--- START ---

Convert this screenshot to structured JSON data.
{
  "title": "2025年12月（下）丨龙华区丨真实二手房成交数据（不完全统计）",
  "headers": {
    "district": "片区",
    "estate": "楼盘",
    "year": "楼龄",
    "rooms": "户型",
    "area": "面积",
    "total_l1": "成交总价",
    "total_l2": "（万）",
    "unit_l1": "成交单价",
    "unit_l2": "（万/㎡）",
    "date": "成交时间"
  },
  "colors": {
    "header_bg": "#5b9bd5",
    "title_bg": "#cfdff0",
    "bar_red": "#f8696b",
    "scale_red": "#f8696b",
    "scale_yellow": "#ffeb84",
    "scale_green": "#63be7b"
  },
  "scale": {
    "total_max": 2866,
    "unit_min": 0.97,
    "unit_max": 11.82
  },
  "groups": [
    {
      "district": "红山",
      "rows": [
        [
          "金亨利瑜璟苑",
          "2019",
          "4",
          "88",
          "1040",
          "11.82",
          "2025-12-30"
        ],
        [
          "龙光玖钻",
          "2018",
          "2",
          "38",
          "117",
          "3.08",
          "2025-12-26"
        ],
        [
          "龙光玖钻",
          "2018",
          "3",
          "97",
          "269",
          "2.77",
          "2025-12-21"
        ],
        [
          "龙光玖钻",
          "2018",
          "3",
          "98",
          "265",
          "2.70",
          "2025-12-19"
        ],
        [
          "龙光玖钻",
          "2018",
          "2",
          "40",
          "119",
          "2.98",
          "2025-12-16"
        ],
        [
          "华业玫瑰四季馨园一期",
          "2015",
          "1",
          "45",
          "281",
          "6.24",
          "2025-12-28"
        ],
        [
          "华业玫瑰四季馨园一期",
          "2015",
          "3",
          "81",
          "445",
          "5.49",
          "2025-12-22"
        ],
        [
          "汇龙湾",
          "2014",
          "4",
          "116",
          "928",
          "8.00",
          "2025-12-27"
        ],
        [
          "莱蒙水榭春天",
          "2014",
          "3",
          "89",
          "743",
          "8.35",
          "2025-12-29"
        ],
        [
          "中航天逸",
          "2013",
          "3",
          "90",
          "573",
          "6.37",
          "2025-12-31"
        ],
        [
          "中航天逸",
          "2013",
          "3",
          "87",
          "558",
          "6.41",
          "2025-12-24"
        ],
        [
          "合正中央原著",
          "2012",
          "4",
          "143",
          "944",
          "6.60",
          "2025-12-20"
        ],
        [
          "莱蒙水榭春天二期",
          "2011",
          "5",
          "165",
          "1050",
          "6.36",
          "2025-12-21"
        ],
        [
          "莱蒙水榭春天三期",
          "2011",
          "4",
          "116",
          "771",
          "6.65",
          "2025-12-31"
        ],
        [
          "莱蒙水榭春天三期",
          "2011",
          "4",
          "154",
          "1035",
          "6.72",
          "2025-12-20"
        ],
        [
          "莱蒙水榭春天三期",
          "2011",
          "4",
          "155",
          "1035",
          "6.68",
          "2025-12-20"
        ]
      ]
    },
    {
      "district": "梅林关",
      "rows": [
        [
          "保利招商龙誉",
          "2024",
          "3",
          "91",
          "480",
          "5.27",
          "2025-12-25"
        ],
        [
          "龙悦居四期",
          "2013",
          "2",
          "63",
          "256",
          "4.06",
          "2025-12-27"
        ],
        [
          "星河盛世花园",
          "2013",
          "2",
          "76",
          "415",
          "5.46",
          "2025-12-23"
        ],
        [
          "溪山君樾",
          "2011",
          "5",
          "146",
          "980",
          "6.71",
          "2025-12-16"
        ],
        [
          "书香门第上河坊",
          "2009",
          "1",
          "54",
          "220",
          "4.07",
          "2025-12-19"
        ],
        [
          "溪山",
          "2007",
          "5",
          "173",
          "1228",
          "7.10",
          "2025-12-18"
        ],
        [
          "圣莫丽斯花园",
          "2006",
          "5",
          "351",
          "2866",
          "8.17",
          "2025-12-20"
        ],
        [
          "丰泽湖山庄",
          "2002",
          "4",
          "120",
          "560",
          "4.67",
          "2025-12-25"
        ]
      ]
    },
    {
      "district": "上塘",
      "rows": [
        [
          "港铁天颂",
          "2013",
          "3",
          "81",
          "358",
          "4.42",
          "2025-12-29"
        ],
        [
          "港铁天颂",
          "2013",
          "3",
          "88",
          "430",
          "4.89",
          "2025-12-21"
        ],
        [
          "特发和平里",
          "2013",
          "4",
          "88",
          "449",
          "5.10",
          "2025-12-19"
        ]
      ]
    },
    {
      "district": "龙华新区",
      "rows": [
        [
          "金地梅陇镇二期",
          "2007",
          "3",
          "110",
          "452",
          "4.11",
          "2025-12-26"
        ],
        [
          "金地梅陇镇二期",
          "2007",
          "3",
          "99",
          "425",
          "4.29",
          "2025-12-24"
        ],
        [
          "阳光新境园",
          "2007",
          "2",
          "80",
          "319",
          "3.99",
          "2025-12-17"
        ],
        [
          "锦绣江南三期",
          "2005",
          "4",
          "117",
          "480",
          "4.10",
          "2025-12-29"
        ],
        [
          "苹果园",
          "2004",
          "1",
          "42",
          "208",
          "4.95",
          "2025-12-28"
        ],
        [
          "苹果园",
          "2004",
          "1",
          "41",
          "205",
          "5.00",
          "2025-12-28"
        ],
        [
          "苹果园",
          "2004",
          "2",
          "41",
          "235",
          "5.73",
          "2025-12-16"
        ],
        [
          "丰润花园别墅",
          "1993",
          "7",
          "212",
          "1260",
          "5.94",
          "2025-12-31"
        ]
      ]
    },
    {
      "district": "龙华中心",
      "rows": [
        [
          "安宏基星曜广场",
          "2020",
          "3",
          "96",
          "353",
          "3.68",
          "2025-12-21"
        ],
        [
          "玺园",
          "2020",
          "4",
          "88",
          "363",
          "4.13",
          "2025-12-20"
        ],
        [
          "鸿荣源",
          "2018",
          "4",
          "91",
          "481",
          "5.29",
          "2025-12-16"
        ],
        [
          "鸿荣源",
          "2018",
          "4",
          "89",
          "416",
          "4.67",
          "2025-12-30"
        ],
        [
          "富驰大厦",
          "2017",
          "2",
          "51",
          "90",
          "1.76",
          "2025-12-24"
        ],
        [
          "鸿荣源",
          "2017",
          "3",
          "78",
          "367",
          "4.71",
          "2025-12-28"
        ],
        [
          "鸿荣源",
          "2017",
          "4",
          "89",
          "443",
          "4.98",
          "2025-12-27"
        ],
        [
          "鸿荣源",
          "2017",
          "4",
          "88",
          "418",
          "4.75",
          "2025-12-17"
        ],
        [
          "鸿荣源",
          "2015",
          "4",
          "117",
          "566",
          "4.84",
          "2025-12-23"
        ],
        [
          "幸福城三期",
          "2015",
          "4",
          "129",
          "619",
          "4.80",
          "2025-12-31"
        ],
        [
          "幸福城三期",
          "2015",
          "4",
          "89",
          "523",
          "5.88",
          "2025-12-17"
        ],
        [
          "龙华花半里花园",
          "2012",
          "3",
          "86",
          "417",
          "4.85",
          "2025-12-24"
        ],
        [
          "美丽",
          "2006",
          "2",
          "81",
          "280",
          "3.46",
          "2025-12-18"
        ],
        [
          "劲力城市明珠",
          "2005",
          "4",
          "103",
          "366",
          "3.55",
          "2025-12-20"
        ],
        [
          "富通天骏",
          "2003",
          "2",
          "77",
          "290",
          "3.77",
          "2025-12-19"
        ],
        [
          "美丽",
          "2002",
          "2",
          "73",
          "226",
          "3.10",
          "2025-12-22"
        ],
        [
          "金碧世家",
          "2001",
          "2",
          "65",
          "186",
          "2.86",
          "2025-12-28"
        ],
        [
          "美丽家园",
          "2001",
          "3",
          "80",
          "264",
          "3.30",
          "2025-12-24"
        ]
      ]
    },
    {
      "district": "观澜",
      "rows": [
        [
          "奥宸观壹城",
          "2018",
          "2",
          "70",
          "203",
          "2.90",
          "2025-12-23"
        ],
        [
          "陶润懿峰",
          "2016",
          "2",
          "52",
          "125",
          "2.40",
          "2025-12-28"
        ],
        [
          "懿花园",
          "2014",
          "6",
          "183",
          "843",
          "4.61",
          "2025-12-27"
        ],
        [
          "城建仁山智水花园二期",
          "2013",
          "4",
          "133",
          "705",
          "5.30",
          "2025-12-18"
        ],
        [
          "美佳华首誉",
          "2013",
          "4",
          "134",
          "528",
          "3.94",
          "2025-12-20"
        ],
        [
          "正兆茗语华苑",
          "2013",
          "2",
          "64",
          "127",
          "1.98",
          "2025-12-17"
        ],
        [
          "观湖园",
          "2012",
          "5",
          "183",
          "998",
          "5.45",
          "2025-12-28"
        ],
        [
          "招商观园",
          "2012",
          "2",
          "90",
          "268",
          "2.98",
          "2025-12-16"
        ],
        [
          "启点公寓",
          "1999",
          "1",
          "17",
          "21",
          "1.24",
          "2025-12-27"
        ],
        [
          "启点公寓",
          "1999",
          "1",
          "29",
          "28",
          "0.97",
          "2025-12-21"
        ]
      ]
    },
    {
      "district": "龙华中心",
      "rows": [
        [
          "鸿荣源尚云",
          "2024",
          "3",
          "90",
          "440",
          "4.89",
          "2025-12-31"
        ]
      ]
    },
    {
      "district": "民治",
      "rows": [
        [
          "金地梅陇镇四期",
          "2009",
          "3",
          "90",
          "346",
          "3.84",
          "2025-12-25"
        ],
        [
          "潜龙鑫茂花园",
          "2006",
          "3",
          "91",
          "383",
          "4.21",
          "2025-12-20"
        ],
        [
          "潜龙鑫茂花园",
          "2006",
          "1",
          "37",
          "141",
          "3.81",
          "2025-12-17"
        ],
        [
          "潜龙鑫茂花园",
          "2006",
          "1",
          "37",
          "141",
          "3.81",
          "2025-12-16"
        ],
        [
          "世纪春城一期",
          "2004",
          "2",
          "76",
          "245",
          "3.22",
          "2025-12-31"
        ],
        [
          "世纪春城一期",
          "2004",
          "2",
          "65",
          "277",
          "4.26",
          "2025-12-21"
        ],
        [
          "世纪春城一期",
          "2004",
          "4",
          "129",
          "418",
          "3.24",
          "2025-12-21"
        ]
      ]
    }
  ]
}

--- END ---

> What is needed:
Give every line of the material that includes the string "district".

> Written answer:
    "district": "片区",
      "district": "红山",
      "district": "梅林关",
      "district": "上塘",
      "district": "龙华新区",
      "district": "龙华中心",
      "district": "观澜",
      "district": "龙华中心",
      "district": "民治",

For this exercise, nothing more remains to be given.